- Task instructions:
Restate each of the lines given below, word for word.

━━ Material for this exercise ━━

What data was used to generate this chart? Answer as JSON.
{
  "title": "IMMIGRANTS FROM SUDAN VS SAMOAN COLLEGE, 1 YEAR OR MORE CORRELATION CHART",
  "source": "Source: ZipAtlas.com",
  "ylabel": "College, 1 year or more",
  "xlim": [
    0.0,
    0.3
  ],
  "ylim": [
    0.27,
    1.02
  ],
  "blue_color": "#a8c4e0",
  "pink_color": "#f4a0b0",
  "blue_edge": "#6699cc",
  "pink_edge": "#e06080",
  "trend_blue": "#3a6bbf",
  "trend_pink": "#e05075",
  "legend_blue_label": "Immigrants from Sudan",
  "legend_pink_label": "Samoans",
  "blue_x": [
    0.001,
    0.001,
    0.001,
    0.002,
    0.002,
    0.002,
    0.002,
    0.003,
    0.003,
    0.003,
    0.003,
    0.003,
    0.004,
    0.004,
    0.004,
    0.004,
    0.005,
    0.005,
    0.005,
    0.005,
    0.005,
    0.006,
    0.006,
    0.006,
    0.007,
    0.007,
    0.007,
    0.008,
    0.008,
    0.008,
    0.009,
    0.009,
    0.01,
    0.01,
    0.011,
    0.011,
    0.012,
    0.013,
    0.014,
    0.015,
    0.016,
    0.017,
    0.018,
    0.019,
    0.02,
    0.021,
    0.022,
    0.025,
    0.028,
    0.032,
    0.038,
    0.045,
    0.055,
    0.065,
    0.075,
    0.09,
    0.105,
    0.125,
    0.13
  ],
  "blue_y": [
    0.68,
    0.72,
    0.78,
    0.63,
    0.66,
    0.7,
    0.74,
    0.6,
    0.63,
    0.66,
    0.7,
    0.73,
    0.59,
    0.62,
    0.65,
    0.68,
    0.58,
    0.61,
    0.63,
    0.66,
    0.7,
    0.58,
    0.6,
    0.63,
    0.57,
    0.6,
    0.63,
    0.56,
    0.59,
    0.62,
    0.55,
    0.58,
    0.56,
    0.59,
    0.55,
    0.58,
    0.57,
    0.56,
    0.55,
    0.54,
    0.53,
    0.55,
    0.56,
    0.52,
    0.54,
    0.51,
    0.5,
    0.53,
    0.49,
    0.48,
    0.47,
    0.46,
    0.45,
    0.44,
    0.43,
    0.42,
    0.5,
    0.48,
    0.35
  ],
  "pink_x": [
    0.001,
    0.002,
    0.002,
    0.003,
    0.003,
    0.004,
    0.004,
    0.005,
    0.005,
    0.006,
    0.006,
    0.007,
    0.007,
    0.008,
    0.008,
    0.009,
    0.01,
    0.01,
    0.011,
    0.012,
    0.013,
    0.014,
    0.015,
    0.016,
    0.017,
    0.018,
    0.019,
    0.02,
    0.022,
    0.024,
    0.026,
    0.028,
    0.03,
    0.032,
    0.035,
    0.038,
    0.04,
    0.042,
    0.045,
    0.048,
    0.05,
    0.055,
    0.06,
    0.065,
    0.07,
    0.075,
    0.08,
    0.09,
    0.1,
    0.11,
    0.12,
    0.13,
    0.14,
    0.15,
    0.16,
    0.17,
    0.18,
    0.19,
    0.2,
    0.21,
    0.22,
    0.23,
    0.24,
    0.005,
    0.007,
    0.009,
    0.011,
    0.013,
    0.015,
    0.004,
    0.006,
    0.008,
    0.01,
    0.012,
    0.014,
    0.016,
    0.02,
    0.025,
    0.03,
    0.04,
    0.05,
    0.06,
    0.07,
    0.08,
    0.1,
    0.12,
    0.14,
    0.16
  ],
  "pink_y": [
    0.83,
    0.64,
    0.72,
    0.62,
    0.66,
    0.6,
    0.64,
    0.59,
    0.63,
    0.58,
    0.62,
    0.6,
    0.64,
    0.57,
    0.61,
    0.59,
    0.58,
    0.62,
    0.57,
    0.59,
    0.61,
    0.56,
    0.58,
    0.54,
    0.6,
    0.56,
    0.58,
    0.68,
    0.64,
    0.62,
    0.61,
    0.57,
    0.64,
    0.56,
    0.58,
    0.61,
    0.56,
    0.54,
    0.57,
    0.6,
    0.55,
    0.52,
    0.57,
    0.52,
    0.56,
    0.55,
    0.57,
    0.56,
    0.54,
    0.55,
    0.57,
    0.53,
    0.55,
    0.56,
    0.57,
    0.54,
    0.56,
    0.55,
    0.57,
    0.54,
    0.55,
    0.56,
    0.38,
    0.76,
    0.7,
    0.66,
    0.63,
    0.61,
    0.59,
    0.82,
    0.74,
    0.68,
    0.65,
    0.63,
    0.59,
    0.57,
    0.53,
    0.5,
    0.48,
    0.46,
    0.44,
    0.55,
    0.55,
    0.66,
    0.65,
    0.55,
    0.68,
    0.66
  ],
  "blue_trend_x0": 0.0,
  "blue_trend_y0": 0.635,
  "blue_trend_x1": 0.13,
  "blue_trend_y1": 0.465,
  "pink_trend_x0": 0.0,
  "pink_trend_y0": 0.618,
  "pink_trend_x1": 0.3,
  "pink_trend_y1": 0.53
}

━━━

- Solution for this problem:
What data was used to generate this chart? Answer as JSON.
{
  "title": "IMMIGRANTS FROM SUDAN VS SAMOAN COLLEGE, 1 YEAR OR MORE CORRELATION CHART",
  "source": "Source: ZipAtlas.com",
  "ylabel": "College, 1 year or more",
  "xlim": [
    0.0,
    0.3
  ],
  "ylim": [
    0.27,
    1.02
  ],
  "blue_color": "#a8c4e0",
  "pink_color": "#f4a0b0",
  "blue_edge": "#6699cc",
  "pink_edge": "#e06080",
  "trend_blue": "#3a6bbf",
  "trend_pink": "#e05075",
  "legend_blue_label": "Immigrants from Sudan",
  "legend_pink_label": "Samoans",
  "blue_x": [
    0.001,
    0.001,
    0.001,
    0.002,
    0.002,
    0.002,
    0.002,
    0.003,
    0.003,
    0.003,
    0.003,
    0.003,
    0.004,
    0.004,
    0.004,
    0.004,
    0.005,
    0.005,
    0.005,
    0.005,
    0.005,
    0.006,
    0.006,
    0.006,
    0.007,
    0.007,
    0.007,
    0.008,
    0.008,
    0.008,
    0.009,
    0.009,
    0.01,
    0.01,
    0.011,
    0.011,
    0.012,
    0.013,
    0.014,
    0.015,
    0.016,
    0.017,
    0.018,
    0.019,
    0.02,
    0.021,
    0.022,
    0.025,
    0.028,
    0.032,
    0.038,
    0.045,
    0.055,
    0.065,
    0.075,
    0.09,
    0.105,
    0.125,
    0.13
  ],
  "blue_y": [
    0.68,
    0.72,
    0.78,
    0.63,
    0.66,
    0.7,
    0.74,
    0.6,
    0.63,
    0.66,
    0.7,
    0.73,
    0.59,
    0.62,
    0.65,
    0.68,
    0.58,
    0.61,
    0.63,
    0.66,
    0.7,
    0.58,
    0.6,
    0.63,
    0.57,
    0.6,
    0.63,
    0.56,
    0.59,
    0.62,
    0.55,
    0.58,
    0.56,
    0.59,
    0.55,
    0.58,
    0.57,
    0.56,
    0.55,
    0.54,
    0.53,
    0.55,
    0.56,
    0.52,
    0.54,
    0.51,
    0.5,
    0.53,
    0.49,
    0.48,
    0.47,
    0.46,
    0.45,
    0.44,
    0.43,
    0.42,
    0.5,
    0.48,
    0.35
  ],
  "pink_x": [
    0.001,
    0.002,
    0.002,
    0.003,
    0.003,
    0.004,
    0.004,
    0.005,
    0.005,
    0.006,
    0.006,
    0.007,
    0.007,
    0.008,
    0.008,
    0.009,
    0.01,
    0.01,
    0.011,
    0.012,
    0.013,
    0.014,
    0.015,
    0.016,
    0.017,
    0.018,
    0.019,
    0.02,
    0.022,
    0.024,
    0.026,
    0.028,
    0.03,
    0.032,
    0.035,
    0.038,
    0.04,
    0.042,
    0.045,
    0.048,
    0.05,
    0.055,
    0.06,
    0.065,
    0.07,
    0.075,
    0.08,
    0.09,
    0.1,
    0.11,
    0.12,
    0.13,
    0.14,
    0.15,
    0.16,
    0.17,
    0.18,
    0.19,
    0.2,
    0.21,
    0.22,
    0.23,
    0.24,
    0.005,
    0.007,
    0.009,
    0.011,
    0.013,
    0.015,
    0.004,
    0.006,
    0.008,
    0.01,
    0.012,
    0.014,
    0.016,
    0.02,
    0.025,
    0.03,
    0.04,
    0.05,
    0.06,
    0.07,
    0.08,
    0.1,
    0.12,
    0.14,
    0.16
  ],
  "pink_y": [
    0.83,
    0.64,
    0.72,
    0.62,
    0.66,
    0.6,
    0.64,
    0.59,
    0.63,
    0.58,
    0.62,
    0.6,
    0.64,
    0.57,
    0.61,
    0.59,
    0.58,
    0.62,
    0.57,
    0.59,
    0.61,
    0.56,
    0.58,
    0.54,
    0.6,
    0.56,
    0.58,
    0.68,
    0.64,
    0.62,
    0.61,
    0.57,
    0.64,
    0.56,
    0.58,
    0.61,
    0.56,
    0.54,
    0.57,
    0.6,
    0.55,
    0.52,
    0.57,
    0.52,
    0.56,
    0.55,
    0.57,
    0.56,
    0.54,
    0.55,
    0.57,
    0.53,
    0.55,
    0.56,
    0.57,
    0.54,
    0.56,
    0.55,
    0.57,
    0.54,
    0.55,
    0.56,
    0.38,
    0.76,
    0.7,
    0.66,
    0.63,
    0.61,
    0.59,
    0.82,
    0.74,
    0.68,
    0.65,
    0.63,
    0.59,
    0.57,
    0.53,
    0.5,
    0.48,
    0.46,
    0.44,
    0.55,
    0.55,
    0.66,
    0.65,
    0.55,
    0.68,
    0.66
  ],
  "blue_trend_x0": 0.0,
  "blue_trend_y0": 0.635,
  "blue_trend_x1": 0.13,
  "blue_trend_y1": 0.465,
  "pink_trend_x0": 0.0,
  "pink_trend_y0": 0.618,
  "pink_trend_x1": 0.3,
  "pink_trend_y1": 0.53
}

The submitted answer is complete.